### Brief:
Transcribe all of the records precisely as they are presented.

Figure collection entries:
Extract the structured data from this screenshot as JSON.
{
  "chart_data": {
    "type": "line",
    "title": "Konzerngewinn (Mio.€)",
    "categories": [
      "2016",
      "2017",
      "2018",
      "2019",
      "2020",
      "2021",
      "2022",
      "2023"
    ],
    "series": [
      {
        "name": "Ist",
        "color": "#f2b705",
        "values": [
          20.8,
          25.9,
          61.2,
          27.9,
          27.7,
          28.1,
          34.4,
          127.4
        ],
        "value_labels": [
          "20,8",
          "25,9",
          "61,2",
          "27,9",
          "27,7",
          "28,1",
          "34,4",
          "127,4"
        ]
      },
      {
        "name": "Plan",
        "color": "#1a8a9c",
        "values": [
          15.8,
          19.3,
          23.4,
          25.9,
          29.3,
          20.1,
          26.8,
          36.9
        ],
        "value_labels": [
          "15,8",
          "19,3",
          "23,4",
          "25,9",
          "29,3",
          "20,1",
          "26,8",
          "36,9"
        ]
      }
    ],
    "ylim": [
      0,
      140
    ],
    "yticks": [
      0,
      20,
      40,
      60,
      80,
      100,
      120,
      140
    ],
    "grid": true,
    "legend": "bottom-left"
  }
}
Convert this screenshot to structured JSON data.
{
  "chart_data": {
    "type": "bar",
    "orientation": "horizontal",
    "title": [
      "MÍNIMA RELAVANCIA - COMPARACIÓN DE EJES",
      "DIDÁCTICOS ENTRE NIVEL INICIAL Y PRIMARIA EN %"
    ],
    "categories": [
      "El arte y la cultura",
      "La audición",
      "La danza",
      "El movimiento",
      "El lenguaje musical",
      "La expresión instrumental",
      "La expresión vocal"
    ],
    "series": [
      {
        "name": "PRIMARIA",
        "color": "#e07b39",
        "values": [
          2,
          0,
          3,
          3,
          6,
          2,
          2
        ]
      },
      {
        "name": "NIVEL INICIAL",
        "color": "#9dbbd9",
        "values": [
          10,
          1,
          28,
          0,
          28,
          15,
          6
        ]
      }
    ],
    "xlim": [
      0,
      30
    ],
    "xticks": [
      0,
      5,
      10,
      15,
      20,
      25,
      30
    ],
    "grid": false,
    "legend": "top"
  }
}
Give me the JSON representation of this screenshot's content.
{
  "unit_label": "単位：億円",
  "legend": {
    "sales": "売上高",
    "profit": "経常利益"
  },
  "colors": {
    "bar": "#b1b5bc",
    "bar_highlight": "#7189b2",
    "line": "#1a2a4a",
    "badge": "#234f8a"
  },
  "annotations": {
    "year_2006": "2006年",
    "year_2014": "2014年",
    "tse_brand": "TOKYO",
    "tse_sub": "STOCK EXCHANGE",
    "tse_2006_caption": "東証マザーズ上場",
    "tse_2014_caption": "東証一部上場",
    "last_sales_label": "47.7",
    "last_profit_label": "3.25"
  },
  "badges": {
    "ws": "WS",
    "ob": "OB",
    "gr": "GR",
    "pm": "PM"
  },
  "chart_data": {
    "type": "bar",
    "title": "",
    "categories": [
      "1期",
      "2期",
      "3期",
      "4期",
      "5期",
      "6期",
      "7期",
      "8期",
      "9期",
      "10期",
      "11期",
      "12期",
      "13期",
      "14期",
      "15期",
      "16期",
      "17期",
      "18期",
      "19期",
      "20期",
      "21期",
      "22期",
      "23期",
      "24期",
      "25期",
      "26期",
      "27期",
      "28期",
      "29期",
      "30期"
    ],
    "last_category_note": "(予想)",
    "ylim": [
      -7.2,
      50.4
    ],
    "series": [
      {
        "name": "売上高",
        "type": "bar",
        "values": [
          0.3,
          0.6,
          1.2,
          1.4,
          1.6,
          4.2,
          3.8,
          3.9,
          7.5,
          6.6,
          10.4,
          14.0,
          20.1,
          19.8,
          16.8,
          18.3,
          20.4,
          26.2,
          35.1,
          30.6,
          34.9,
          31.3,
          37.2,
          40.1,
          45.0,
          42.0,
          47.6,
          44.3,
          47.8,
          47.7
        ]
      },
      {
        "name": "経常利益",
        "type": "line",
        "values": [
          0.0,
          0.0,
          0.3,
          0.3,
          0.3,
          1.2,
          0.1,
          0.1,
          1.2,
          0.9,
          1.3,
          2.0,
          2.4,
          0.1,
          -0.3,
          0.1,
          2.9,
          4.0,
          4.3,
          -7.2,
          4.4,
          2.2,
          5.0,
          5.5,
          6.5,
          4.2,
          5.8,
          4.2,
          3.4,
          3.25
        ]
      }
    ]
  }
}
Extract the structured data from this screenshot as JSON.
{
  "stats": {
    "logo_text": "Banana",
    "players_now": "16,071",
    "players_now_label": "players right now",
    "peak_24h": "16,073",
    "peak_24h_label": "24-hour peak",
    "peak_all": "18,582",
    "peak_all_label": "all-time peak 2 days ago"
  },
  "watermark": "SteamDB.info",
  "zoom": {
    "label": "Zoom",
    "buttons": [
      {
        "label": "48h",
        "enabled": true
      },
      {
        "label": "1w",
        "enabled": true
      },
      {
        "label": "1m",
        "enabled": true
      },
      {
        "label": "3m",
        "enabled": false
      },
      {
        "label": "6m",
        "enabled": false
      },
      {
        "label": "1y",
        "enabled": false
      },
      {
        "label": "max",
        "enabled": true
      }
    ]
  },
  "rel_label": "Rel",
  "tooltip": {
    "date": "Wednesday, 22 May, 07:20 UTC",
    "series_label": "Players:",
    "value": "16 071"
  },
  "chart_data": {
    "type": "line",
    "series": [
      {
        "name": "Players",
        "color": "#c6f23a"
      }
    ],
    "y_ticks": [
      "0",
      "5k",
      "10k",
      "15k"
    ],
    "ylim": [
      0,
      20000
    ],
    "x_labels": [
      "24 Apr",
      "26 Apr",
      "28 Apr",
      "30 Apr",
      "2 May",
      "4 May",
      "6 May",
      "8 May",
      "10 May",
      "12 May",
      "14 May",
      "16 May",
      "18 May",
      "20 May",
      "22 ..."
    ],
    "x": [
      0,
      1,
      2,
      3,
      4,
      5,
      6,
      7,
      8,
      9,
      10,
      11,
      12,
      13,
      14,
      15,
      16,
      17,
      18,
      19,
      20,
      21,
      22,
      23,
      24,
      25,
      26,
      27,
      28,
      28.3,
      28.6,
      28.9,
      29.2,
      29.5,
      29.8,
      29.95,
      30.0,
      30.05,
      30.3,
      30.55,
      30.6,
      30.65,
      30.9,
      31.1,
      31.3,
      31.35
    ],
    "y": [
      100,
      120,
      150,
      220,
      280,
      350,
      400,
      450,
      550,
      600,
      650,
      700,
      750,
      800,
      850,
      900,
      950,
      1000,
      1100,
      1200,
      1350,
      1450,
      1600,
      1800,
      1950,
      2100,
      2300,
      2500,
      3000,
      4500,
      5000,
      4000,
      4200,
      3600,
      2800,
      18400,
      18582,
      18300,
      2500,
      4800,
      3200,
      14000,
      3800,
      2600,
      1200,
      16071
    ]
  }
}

### Solution to this exercise:
Extract the structured data from this screenshot as JSON.
{
  "chart_data": {
    "type": "line",
    "title": "Konzerngewinn (Mio.€)",
    "categories": [
      "2016",
      "2017",
      "2018",
      "2019",
      "2020",
      "2021",
      "2022",
      "2023"
    ],
    "series": [
      {
        "name": "Ist",
        "color": "#f2b705",
        "values": [
          20.8,
          25.9,
          61.2,
          27.9,
          27.7,
          28.1,
          34.4,
          127.4
        ],
        "value_labels": [
          "20,8",
          "25,9",
          "61,2",
          "27,9",
          "27,7",
          "28,1",
          "34,4",
          "127,4"
        ]
      },
      {
        "name": "Plan",
        "color": "#1a8a9c",
        "values": [
          15.8,
          19.3,
          23.4,
          25.9,
          29.3,
          20.1,
          26.8,
          36.9
        ],
        "value_labels": [
          "15,8",
          "19,3",
          "23,4",
          "25,9",
          "29,3",
          "20,1",
          "26,8",
          "36,9"
        ]
      }
    ],
    "ylim": [
      0,
      140
    ],
    "yticks": [
      0,
      20,
      40,
      60,
      80,
      100,
      120,
      140
    ],
    "grid": true,
    "legend": "bottom-left"
  }
}
Convert this screenshot to structured JSON data.
{
  "chart_data": {
    "type": "bar",
    "orientation": "horizontal",
    "title": [
      "MÍNIMA RELAVANCIA - COMPARACIÓN DE EJES",
      "DIDÁCTICOS ENTRE NIVEL INICIAL Y PRIMARIA EN %"
    ],
    "categories": [
      "El arte y la cultura",
      "La audición",
      "La danza",
      "El movimiento",
      "El lenguaje musical",
      "La expresión instrumental",
      "La expresión vocal"
    ],
    "series": [
      {
        "name": "PRIMARIA",
        "color": "#e07b39",
        "values": [
          2,
          0,
          3,
          3,
          6,
          2,
          2
        ]
      },
      {
        "name": "NIVEL INICIAL",
        "color": "#9dbbd9",
        "values": [
          10,
          1,
          28,
          0,
          28,
          15,
          6
        ]
      }
    ],
    "xlim": [
      0,
      30
    ],
    "xticks": [
      0,
      5,
      10,
      15,
      20,
      25,
      30
    ],
    "grid": false,
    "legend": "top"
  }
}
Give me the JSON representation of this screenshot's content.
{
  "unit_label": "単位：億円",
  "legend": {
    "sales": "売上高",
    "profit": "経常利益"
  },
  "colors": {
    "bar": "#b1b5bc",
    "bar_highlight": "#7189b2",
    "line": "#1a2a4a",
    "badge": "#234f8a"
  },
  "annotations": {
    "year_2006": "2006年",
    "year_2014": "2014年",
    "tse_brand": "TOKYO",
    "tse_sub": "STOCK EXCHANGE",
    "tse_2006_caption": "東証マザーズ上場",
    "tse_2014_caption": "東証一部上場",
    "last_sales_label": "47.7",
    "last_profit_label": "3.25"
  },
  "badges": {
    "ws": "WS",
    "ob": "OB",
    "gr": "GR",
    "pm": "PM"
  },
  "chart_data": {
    "type": "bar",
    "title": "",
    "categories": [
      "1期",
      "2期",
      "3期",
      "4期",
      "5期",
      "6期",
      "7期",
      "8期",
      "9期",
      "10期",
      "11期",
      "12期",
      "13期",
      "14期",
      "15期",
      "16期",
      "17期",
      "18期",
      "19期",
      "20期",
      "21期",
      "22期",
      "23期",
      "24期",
      "25期",
      "26期",
      "27期",
      "28期",
      "29期",
      "30期"
    ],
    "last_category_note": "(予想)",
    "ylim": [
      -7.2,
      50.4
    ],
    "series": [
      {
        "name": "売上高",
        "type": "bar",
        "values": [
          0.3,
          0.6,
          1.2,
          1.4,
          1.6,
          4.2,
          3.8,
          3.9,
          7.5,
          6.6,
          10.4,
          14.0,
          20.1,
          19.8,
          16.8,
          18.3,
          20.4,
          26.2,
          35.1,
          30.6,
          34.9,
          31.3,
          37.2,
          40.1,
          45.0,
          42.0,
          47.6,
          44.3,
          47.8,
          47.7
        ]
      },
      {
        "name": "経常利益",
        "type": "line",
        "values": [
          0.0,
          0.0,
          0.3,
          0.3,
          0.3,
          1.2,
          0.1,
          0.1,
          1.2,
          0.9,
          1.3,
          2.0,
          2.4,
          0.1,
          -0.3,
          0.1,
          2.9,
          4.0,
          4.3,
          -7.2,
          4.4,
          2.2,
          5.0,
          5.5,
          6.5,
          4.2,
          5.8,
          4.2,
          3.4,
          3.25
        ]
      }
    ]
  }
}
Extract the structured data from this screenshot as JSON.
{
  "stats": {
    "logo_text": "Banana",
    "players_now": "16,071",
    "players_now_label": "players right now",
    "peak_24h": "16,073",
    "peak_24h_label": "24-hour peak",
    "peak_all": "18,582",
    "peak_all_label": "all-time peak 2 days ago"
  },
  "watermark": "SteamDB.info",
  "zoom": {
    "label": "Zoom",
    "buttons": [
      {
        "label": "48h",
        "enabled": true
      },
      {
        "label": "1w",
        "enabled": true
      },
      {
        "label": "1m",
        "enabled": true
      },
      {
        "label": "3m",
        "enabled": false
      },
      {
        "label": "6m",
        "enabled": false
      },
      {
        "label": "1y",
        "enabled": false
      },
      {
        "label": "max",
        "enabled": true
      }
    ]
  },
  "rel_label": "Rel",
  "tooltip": {
    "date": "Wednesday, 22 May, 07:20 UTC",
    "series_label": "Players:",
    "value": "16 071"
  },
  "chart_data": {
    "type": "line",
    "series": [
      {
        "name": "Players",
        "color": "#c6f23a"
      }
    ],
    "y_ticks": [
      "0",
      "5k",
      "10k",
      "15k"
    ],
    "ylim": [
      0,
      20000
    ],
    "x_labels": [
      "24 Apr",
      "26 Apr",
      "28 Apr",
      "30 Apr",
      "2 May",
      "4 May",
      "6 May",
      "8 May",
      "10 May",
      "12 May",
      "14 May",
      "16 May",
      "18 May",
      "20 May",
      "22 ..."
    ],
    "x": [
      0,
      1,
      2,
      3,
      4,
      5,
      6,
      7,
      8,
      9,
      10,
      11,
      12,
      13,
      14,
      15,
      16,
      17,
      18,
      19,
      20,
      21,
      22,
      23,
      24,
      25,
      26,
      27,
      28,
      28.3,
      28.6,
      28.9,
      29.2,
      29.5,
      29.8,
      29.95,
      30.0,
      30.05,
      30.3,
      30.55,
      30.6,
      30.65,
      30.9,
      31.1,
      31.3,
      31.35
    ],
    "y": [
      100,
      120,
      150,
      220,
      280,
      350,
      400,
      450,
      550,
      600,
      650,
      700,
      750,
      800,
      850,
      900,
      950,
      1000,
      1100,
      1200,
      1350,
      1450,
      1600,
      1800,
      1950,
      2100,
      2300,
      2500,
      3000,
      4500,
      5000,
      4000,
      4200,
      3600,
      2800,
      18400,
      18582,
      18300,
      2500,
      4800,
      3200,
      14000,
      3800,
      2600,
      1200,
      16071
    ]
  }
}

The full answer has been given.